What this task involves → Reproduce the stretch of lines from the one containing "List UI elements" through the one containing "- username-badge[interactable]: System: [435, 233, 482, 247]", copying them word for word.

━━━ Dataset entries ━━━

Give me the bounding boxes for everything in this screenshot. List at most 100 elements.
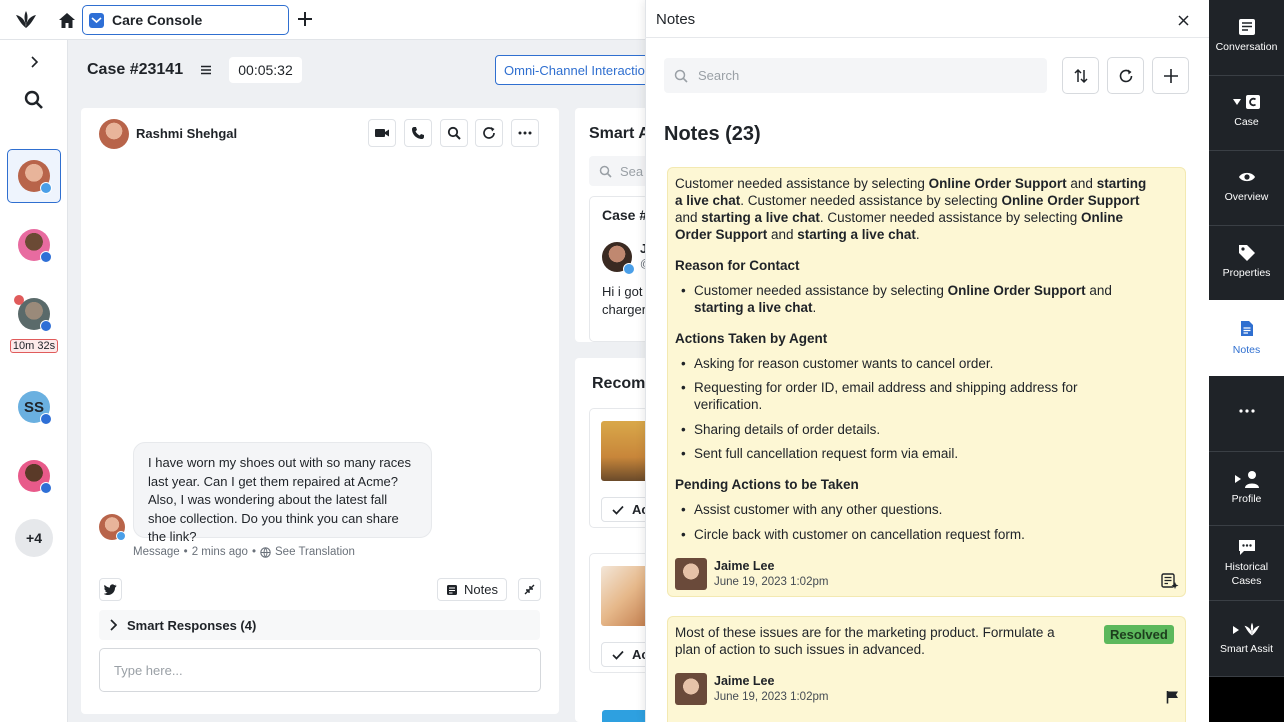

━━━
━━━ Dataset entries ━━━

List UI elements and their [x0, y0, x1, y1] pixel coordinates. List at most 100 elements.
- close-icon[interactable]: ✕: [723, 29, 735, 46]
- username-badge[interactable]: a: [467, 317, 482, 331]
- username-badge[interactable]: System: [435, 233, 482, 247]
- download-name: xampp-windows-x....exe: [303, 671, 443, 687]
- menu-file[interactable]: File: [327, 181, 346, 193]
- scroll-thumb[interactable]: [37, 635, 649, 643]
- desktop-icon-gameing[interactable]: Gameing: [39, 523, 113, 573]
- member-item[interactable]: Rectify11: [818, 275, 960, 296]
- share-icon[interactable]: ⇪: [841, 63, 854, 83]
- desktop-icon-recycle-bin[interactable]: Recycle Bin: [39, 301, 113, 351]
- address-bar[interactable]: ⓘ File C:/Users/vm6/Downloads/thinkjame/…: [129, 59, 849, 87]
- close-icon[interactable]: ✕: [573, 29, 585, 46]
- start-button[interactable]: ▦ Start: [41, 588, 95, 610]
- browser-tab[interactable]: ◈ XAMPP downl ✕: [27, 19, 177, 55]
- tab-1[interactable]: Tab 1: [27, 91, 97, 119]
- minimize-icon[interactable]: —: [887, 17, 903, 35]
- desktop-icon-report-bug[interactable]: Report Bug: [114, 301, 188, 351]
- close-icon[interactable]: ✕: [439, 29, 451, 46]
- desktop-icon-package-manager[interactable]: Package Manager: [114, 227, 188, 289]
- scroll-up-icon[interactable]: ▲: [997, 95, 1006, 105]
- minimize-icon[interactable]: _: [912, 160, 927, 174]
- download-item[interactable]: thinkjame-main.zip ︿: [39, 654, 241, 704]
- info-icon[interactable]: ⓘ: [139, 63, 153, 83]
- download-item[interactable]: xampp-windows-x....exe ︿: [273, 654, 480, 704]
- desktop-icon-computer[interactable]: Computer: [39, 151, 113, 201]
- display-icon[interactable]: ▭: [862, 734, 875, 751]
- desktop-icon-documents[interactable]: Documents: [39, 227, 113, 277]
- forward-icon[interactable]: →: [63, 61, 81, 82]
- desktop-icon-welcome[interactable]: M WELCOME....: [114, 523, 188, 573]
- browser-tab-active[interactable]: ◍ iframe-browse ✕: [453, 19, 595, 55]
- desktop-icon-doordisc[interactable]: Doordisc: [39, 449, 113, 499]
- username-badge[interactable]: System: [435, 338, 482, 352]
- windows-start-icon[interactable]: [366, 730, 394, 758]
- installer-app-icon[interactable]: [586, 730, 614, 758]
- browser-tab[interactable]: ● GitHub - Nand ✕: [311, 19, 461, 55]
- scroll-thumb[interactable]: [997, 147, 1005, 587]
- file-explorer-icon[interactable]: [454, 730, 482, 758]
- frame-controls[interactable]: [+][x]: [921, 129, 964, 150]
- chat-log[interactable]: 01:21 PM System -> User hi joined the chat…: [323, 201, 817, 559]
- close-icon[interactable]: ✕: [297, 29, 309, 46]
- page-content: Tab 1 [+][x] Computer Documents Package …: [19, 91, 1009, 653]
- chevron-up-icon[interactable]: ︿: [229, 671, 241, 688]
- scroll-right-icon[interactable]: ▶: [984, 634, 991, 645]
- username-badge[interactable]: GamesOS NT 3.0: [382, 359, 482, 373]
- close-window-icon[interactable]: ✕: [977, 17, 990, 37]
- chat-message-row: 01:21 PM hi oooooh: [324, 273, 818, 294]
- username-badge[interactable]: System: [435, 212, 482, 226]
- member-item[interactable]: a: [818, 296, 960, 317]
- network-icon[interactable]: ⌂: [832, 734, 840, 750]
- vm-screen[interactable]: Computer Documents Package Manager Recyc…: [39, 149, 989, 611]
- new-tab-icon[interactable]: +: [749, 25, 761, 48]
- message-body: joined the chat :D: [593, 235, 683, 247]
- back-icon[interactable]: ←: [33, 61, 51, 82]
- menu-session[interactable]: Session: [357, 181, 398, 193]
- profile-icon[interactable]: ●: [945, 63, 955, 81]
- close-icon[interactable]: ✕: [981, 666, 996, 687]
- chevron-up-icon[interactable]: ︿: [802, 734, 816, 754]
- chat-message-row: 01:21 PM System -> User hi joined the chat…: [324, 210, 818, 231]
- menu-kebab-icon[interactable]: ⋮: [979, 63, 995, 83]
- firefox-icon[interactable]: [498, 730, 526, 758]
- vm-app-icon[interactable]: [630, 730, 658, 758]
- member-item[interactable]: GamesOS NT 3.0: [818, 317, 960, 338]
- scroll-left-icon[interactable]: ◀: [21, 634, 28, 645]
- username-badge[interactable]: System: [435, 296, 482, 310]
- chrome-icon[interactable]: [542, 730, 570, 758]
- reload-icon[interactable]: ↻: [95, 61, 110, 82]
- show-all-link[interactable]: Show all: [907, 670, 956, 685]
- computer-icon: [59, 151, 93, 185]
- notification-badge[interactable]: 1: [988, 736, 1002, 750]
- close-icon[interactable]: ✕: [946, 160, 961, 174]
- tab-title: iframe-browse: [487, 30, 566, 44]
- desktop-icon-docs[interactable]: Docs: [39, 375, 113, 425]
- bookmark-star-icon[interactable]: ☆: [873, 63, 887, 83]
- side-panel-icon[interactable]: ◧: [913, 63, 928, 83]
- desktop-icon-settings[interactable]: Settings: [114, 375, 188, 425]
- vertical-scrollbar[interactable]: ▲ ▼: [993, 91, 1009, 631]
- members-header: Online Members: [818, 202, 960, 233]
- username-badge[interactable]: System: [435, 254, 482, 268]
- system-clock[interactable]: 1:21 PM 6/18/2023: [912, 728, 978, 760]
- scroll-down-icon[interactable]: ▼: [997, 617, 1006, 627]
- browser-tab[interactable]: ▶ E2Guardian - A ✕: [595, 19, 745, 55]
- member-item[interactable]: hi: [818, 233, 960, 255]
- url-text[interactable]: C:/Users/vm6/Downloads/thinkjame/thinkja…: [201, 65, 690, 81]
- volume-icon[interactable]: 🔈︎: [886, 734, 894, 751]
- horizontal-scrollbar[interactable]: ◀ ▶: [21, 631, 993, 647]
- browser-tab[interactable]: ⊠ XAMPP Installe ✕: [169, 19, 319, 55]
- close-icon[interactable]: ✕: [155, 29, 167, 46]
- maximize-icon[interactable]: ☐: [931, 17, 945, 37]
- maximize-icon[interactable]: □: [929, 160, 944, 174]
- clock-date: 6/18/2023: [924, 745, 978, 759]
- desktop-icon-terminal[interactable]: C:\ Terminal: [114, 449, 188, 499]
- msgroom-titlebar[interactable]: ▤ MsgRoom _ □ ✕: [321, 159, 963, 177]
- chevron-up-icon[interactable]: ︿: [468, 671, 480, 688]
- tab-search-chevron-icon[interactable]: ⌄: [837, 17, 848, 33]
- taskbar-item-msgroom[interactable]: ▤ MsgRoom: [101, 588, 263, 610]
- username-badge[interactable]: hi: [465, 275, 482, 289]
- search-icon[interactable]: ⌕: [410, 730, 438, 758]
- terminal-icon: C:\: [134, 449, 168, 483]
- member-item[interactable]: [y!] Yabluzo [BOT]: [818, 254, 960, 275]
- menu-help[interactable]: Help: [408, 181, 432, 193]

━━━

Complete answer →
List UI elements and their [x0, y0, x1, y1] pixel coordinates. List at most 100 elements.
- close-icon[interactable]: ✕: [723, 29, 735, 46]
- username-badge[interactable]: a: [467, 317, 482, 331]
- username-badge[interactable]: System: [435, 233, 482, 247]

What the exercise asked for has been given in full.